Which lines hold the word "奥地利首都"? Copy each of them from the material.

+++

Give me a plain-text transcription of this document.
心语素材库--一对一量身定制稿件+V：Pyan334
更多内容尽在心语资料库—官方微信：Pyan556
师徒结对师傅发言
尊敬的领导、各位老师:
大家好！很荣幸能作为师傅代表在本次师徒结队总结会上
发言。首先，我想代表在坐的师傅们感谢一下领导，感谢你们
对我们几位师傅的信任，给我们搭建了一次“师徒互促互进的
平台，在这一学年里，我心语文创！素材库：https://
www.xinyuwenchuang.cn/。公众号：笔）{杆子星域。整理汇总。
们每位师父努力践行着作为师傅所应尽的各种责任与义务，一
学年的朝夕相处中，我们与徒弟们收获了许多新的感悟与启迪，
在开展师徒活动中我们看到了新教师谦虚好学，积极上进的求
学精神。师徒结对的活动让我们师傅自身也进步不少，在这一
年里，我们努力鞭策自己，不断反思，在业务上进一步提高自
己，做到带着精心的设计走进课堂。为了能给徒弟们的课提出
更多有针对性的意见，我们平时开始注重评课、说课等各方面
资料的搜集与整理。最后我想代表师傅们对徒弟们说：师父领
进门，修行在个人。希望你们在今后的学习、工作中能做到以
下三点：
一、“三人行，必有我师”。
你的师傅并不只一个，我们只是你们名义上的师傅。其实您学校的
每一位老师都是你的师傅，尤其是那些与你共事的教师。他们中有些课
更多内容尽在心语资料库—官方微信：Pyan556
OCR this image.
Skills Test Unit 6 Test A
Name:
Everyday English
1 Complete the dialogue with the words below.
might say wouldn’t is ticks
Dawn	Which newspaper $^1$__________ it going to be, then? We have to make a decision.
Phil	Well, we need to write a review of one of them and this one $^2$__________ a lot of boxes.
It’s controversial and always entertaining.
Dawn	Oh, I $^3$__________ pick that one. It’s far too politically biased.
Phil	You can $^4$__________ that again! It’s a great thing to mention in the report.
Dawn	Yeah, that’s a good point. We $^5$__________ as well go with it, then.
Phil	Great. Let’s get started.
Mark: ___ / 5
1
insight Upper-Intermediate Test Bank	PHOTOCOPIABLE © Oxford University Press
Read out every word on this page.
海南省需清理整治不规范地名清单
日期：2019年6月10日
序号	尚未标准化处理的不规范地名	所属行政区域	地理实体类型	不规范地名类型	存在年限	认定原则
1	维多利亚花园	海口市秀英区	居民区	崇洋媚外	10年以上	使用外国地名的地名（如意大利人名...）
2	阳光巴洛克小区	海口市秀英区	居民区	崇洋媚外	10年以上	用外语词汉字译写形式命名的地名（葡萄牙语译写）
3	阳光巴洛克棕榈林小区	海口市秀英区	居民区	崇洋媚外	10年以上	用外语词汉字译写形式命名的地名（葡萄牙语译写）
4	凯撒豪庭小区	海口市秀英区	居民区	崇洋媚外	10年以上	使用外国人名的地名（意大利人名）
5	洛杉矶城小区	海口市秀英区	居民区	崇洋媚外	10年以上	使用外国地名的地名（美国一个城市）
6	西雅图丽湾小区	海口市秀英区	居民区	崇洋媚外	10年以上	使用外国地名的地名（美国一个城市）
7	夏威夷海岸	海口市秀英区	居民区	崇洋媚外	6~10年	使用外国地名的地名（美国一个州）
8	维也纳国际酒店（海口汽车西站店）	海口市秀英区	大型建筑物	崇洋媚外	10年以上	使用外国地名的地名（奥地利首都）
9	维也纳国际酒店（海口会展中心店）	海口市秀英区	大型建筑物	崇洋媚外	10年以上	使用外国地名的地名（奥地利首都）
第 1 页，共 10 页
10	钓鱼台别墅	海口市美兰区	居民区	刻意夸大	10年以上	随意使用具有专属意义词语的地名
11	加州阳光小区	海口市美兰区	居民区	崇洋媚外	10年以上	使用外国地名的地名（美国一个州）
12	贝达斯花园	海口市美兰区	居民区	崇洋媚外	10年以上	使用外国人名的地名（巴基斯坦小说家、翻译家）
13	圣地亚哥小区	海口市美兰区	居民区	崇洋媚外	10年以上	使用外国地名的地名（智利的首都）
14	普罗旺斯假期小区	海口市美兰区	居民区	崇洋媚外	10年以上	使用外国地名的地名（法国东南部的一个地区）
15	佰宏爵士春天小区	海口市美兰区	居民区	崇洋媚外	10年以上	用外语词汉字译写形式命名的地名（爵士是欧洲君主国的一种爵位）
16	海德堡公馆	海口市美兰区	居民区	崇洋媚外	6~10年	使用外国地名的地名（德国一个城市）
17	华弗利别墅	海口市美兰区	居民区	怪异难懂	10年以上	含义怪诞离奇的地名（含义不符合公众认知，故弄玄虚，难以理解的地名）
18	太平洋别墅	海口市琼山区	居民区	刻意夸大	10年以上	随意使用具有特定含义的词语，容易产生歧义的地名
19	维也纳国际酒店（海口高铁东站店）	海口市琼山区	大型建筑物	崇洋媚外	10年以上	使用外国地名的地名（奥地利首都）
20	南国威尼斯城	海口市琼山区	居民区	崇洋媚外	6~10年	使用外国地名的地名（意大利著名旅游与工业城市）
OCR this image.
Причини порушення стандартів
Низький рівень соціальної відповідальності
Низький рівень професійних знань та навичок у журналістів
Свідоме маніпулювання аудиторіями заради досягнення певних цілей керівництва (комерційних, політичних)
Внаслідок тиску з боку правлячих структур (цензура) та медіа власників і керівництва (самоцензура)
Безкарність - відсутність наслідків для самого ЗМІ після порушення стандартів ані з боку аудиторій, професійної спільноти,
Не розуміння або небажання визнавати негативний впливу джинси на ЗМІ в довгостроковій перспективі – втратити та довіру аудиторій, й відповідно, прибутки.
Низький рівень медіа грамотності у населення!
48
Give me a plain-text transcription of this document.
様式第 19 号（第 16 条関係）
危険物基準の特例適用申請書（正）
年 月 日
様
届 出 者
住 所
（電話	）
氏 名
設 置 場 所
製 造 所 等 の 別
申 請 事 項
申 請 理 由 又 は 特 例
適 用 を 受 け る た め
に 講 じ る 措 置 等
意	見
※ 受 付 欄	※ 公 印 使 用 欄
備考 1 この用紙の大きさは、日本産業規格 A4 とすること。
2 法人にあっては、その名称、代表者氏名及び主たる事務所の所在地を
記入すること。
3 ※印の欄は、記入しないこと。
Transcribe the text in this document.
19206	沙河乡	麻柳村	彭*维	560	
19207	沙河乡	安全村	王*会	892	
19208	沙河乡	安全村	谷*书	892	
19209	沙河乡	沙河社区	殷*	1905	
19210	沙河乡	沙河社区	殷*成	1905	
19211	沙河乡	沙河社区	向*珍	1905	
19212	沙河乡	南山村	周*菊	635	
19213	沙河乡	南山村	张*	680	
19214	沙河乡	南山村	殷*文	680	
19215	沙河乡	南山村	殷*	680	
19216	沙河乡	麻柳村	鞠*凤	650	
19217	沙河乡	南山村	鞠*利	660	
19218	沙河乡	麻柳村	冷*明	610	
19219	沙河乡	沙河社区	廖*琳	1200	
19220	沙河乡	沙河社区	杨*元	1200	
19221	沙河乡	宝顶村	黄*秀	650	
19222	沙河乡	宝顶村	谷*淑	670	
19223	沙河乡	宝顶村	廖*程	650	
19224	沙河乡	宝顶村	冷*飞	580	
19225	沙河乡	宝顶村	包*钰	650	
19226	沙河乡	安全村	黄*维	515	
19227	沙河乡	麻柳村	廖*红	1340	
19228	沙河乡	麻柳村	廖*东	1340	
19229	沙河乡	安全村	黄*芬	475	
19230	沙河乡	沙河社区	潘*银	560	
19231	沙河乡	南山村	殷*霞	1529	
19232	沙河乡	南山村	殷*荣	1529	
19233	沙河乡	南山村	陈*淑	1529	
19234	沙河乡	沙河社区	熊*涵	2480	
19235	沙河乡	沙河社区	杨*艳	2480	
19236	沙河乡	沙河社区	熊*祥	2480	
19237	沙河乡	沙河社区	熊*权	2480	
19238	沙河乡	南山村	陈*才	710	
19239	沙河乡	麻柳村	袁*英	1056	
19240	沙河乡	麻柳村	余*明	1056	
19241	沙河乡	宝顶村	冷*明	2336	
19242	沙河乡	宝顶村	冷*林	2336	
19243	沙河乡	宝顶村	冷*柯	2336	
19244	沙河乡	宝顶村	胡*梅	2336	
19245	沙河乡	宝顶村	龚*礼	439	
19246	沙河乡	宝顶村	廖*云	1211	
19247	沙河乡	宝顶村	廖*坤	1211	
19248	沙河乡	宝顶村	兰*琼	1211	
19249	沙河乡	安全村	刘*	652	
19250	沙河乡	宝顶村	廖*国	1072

+++

*Written solution:*
8	维也纳国际酒店（海口汽车西站店）	海口市秀英区	大型建筑物	崇洋媚外	10年以上	使用外国地名的地名（奥地利首都）
9	维也纳国际酒店（海口会展中心店）	海口市秀英区	大型建筑物	崇洋媚外	10年以上	使用外国地名的地名（奥地利首都）
19	维也纳国际酒店（海口高铁东站店）	海口市琼山区	大型建筑物	崇洋媚外	10年以上	使用外国地名的地名（奥地利首都）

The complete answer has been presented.